Extracted data:
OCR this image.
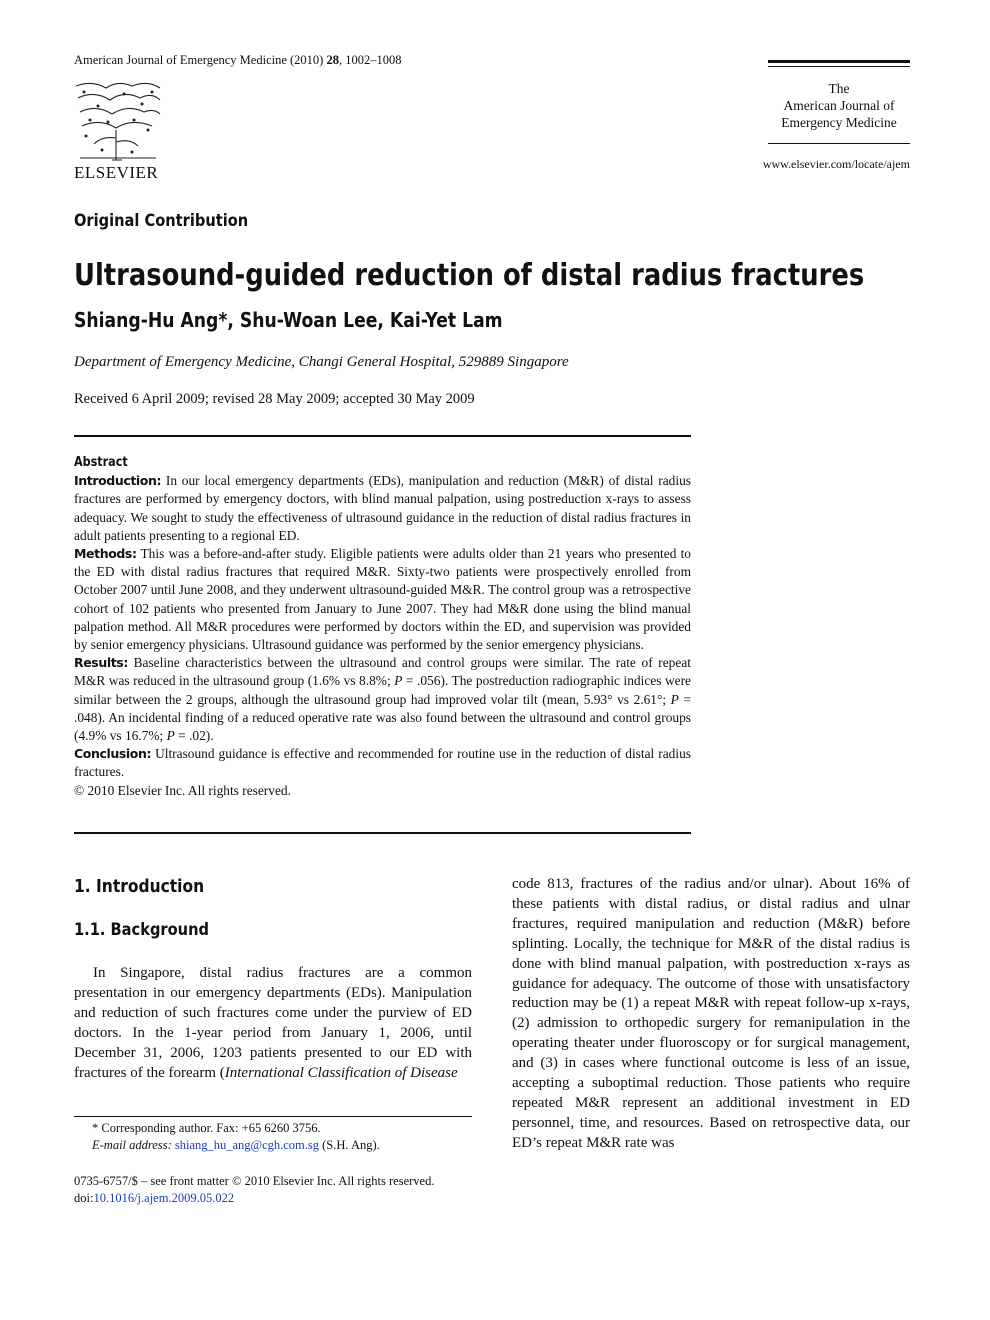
American Journal of Emergency Medicine (2010) 28, 1002–1008
ELSEVIER
The
American Journal of
Emergency Medicine
www.elsevier.com/locate/ajem
Original Contribution
Ultrasound-guided reduction of distal radius fractures
Shiang-Hu Ang*, Shu-Woan Lee, Kai-Yet Lam
Department of Emergency Medicine, Changi General Hospital, 529889 Singapore
Received 6 April 2009; revised 28 May 2009; accepted 30 May 2009
Abstract

Introduction: In our local emergency departments (EDs), manipulation and reduction (M&R) of distal radius fractures are performed by emergency doctors, with blind manual palpation, using postreduction x-rays to assess adequacy. We sought to study the effectiveness of ultrasound guidance in the reduction of distal radius fractures in adult patients presenting to a regional ED.

Methods: This was a before-and-after study. Eligible patients were adults older than 21 years who presented to the ED with distal radius fractures that required M&R. Sixty-two patients were prospectively enrolled from October 2007 until June 2008, and they underwent ultrasound-guided M&R. The control group was a retrospective cohort of 102 patients who presented from January to June 2007. They had M&R done using the blind manual palpation method. All M&R procedures were performed by doctors within the ED, and supervision was provided by senior emergency physicians. Ultrasound guidance was performed by the senior emergency physicians.

Results: Baseline characteristics between the ultrasound and control groups were similar. The rate of repeat M&R was reduced in the ultrasound group (1.6% vs 8.8%; P = .056). The postreduction radiographic indices were similar between the 2 groups, although the ultrasound group had improved volar tilt (mean, 5.93° vs 2.61°; P = .048). An incidental finding of a reduced operative rate was also found between the ultrasound and control groups (4.9% vs 16.7%; P = .02).

Conclusion: Ultrasound guidance is effective and recommended for routine use in the reduction of distal radius fractures.

© 2010 Elsevier Inc. All rights reserved.

1. Introduction
1.1. Background

In Singapore, distal radius fractures are a common presentation in our emergency departments (EDs). Manipulation and reduction of such fractures come under the purview of ED doctors. In the 1-year period from January 1, 2006, until December 31, 2006, 1203 patients presented to our ED with fractures of the forearm (International Classification of Disease

code 813, fractures of the radius and/or ulnar). About 16% of these patients with distal radius, or distal radius and ulnar fractures, required manipulation and reduction (M&R) before splinting. Locally, the technique for M&R of the distal radius is done with blind manual palpation, with postreduction x-rays as guidance for adequacy. The outcome of those with unsatisfactory reduction may be (1) a repeat M&R with repeat follow-up x-rays, (2) admission to orthopedic surgery for remanipulation in the operating theater under fluoroscopy or for surgical management, and (3) in cases where functional outcome is less of an issue, accepting a suboptimal reduction. Those patients who require repeated M&R represent an additional investment in ED personnel, time, and resources. Based on retrospective data, our ED’s repeat M&R rate was

* Corresponding author. Fax: +65 6260 3756.
E-mail address: shiang_hu_ang@cgh.com.sg (S.H. Ang).
0735-6757/$ – see front matter © 2010 Elsevier Inc. All rights reserved.
doi:10.1016/j.ajem.2009.05.022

Problem: All entries above must be repeated exactly; pictures are to be left out.

Result for this task:
OCR this image.
American Journal of Emergency Medicine (2010) 28, 1002–1008
ELSEVIER
The
American Journal of
Emergency Medicine
www.elsevier.com/locate/ajem
Original Contribution
Ultrasound-guided reduction of distal radius fractures
Shiang-Hu Ang*, Shu-Woan Lee, Kai-Yet Lam
Department of Emergency Medicine, Changi General Hospital, 529889 Singapore
Received 6 April 2009; revised 28 May 2009; accepted 30 May 2009
Abstract

Introduction: In our local emergency departments (EDs), manipulation and reduction (M&R) of distal radius fractures are performed by emergency doctors, with blind manual palpation, using postreduction x-rays to assess adequacy. We sought to study the effectiveness of ultrasound guidance in the reduction of distal radius fractures in adult patients presenting to a regional ED.

Methods: This was a before-and-after study. Eligible patients were adults older than 21 years who presented to the ED with distal radius fractures that required M&R. Sixty-two patients were prospectively enrolled from October 2007 until June 2008, and they underwent ultrasound-guided M&R. The control group was a retrospective cohort of 102 patients who presented from January to June 2007. They had M&R done using the blind manual palpation method. All M&R procedures were performed by doctors within the ED, and supervision was provided by senior emergency physicians. Ultrasound guidance was performed by the senior emergency physicians.

Results: Baseline characteristics between the ultrasound and control groups were similar. The rate of repeat M&R was reduced in the ultrasound group (1.6% vs 8.8%; P = .056). The postreduction radiographic indices were similar between the 2 groups, although the ultrasound group had improved volar tilt (mean, 5.93° vs 2.61°; P = .048). An incidental finding of a reduced operative rate was also found between the ultrasound and control groups (4.9% vs 16.7%; P = .02).

Conclusion: Ultrasound guidance is effective and recommended for routine use in the reduction of distal radius fractures.

© 2010 Elsevier Inc. All rights reserved.

1. Introduction
1.1. Background

In Singapore, distal radius fractures are a common presentation in our emergency departments (EDs). Manipulation and reduction of such fractures come under the purview of ED doctors. In the 1-year period from January 1, 2006, until December 31, 2006, 1203 patients presented to our ED with fractures of the forearm (International Classification of Disease

code 813, fractures of the radius and/or ulnar). About 16% of these patients with distal radius, or distal radius and ulnar fractures, required manipulation and reduction (M&R) before splinting. Locally, the technique for M&R of the distal radius is done with blind manual palpation, with postreduction x-rays as guidance for adequacy. The outcome of those with unsatisfactory reduction may be (1) a repeat M&R with repeat follow-up x-rays, (2) admission to orthopedic surgery for remanipulation in the operating theater under fluoroscopy or for surgical management, and (3) in cases where functional outcome is less of an issue, accepting a suboptimal reduction. Those patients who require repeated M&R represent an additional investment in ED personnel, time, and resources. Based on retrospective data, our ED’s repeat M&R rate was

* Corresponding author. Fax: +65 6260 3756.
E-mail address: shiang_hu_ang@cgh.com.sg (S.H. Ang).
0735-6757/$ – see front matter © 2010 Elsevier Inc. All rights reserved.
doi:10.1016/j.ajem.2009.05.022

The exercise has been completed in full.